◆ Stated task ◆
Report the total number of lines that include the string "this", without any other text.

◆ Dataset entries ◆
--------------------

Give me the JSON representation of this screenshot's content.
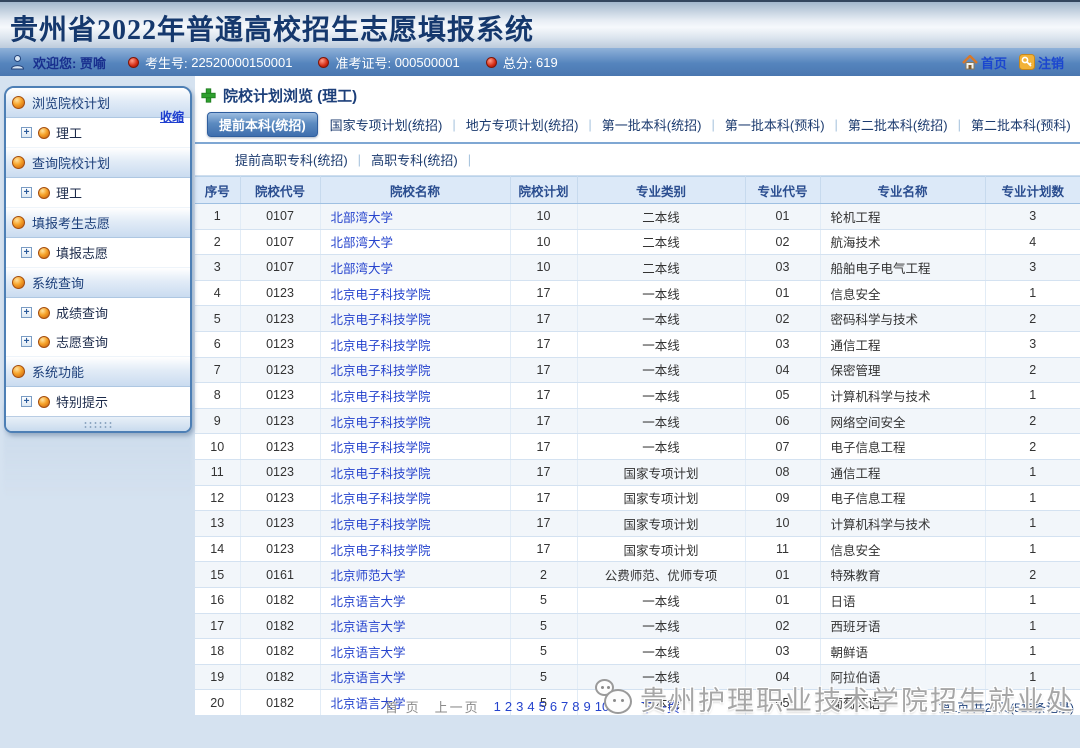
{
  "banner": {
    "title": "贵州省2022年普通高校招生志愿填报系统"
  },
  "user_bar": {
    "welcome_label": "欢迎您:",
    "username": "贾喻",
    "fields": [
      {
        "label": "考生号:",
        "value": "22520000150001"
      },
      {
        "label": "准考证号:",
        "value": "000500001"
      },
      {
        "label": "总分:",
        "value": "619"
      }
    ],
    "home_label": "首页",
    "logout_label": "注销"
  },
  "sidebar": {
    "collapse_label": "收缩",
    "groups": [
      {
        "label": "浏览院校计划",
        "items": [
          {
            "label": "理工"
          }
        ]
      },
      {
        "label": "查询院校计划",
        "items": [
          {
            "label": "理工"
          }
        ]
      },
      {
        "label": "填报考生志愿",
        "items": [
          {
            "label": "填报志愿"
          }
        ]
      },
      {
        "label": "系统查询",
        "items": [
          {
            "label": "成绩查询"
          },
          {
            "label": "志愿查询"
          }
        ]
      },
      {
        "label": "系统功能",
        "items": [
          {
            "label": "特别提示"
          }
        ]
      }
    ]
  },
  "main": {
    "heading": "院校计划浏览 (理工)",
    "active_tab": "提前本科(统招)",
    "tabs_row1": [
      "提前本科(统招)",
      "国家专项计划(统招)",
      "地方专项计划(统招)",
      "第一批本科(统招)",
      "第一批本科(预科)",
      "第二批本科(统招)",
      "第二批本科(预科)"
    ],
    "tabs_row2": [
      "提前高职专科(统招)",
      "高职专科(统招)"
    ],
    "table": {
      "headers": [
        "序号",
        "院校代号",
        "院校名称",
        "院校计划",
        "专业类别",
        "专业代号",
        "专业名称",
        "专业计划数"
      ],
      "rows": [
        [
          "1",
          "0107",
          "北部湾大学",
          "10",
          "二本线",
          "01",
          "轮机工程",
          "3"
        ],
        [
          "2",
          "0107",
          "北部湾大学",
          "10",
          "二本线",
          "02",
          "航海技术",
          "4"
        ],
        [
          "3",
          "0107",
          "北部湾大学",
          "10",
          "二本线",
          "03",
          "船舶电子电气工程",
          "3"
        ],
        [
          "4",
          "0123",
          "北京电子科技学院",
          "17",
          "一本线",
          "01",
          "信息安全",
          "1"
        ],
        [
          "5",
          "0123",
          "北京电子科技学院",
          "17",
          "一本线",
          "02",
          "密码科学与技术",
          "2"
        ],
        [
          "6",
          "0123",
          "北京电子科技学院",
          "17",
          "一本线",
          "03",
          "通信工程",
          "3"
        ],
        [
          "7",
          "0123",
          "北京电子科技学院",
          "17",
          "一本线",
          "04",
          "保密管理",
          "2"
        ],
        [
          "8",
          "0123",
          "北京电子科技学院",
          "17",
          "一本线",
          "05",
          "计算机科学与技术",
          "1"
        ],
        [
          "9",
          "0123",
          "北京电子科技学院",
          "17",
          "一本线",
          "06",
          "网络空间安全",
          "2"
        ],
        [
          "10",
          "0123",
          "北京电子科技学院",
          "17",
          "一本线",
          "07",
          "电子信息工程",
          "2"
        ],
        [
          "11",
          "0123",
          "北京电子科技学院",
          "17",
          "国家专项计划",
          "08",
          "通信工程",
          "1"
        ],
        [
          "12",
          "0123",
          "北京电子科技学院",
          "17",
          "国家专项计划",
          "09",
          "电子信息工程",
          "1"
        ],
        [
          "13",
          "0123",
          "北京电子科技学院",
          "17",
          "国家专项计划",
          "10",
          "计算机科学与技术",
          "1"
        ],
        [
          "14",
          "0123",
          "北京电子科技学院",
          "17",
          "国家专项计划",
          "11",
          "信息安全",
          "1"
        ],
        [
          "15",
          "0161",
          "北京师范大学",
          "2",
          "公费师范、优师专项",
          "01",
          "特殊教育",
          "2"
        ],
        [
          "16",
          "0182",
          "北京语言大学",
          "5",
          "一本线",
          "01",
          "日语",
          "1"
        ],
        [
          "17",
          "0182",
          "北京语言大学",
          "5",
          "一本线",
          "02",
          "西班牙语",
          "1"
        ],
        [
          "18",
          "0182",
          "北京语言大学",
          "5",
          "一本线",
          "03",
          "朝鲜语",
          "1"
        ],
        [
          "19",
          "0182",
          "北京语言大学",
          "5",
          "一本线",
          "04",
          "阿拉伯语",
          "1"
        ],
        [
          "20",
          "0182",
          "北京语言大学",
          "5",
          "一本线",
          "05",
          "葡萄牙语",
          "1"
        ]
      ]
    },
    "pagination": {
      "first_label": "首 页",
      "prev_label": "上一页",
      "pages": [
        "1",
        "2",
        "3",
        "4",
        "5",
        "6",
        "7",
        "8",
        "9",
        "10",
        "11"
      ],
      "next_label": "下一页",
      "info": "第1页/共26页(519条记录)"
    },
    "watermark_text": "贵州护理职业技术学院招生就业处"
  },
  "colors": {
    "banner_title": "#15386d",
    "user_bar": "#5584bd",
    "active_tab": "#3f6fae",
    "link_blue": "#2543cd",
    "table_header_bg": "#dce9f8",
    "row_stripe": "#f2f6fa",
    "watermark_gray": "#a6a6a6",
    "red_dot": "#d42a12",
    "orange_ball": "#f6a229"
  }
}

--------------------

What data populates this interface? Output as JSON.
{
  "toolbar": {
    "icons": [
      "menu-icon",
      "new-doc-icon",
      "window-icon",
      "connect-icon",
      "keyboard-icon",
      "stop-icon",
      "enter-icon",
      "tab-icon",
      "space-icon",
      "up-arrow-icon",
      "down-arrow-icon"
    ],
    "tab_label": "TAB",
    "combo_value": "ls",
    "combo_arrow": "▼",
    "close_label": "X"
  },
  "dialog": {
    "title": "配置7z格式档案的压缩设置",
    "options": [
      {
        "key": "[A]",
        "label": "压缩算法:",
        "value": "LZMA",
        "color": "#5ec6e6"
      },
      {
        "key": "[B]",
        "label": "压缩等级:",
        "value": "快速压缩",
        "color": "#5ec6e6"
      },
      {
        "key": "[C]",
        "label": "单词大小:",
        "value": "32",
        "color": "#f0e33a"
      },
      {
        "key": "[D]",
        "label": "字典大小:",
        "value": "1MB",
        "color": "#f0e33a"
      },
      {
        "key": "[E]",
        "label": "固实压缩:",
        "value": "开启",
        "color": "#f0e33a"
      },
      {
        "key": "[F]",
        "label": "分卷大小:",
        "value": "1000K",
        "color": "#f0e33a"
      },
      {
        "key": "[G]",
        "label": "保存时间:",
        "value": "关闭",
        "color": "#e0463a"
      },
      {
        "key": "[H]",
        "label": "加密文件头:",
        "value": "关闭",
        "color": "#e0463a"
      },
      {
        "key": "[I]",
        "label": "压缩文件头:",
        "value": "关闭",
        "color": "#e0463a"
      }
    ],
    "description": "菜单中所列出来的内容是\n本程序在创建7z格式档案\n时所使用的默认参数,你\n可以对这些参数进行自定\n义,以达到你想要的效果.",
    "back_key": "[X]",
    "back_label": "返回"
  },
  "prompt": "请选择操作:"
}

--------------------

◆ Answer to the problem ◆
2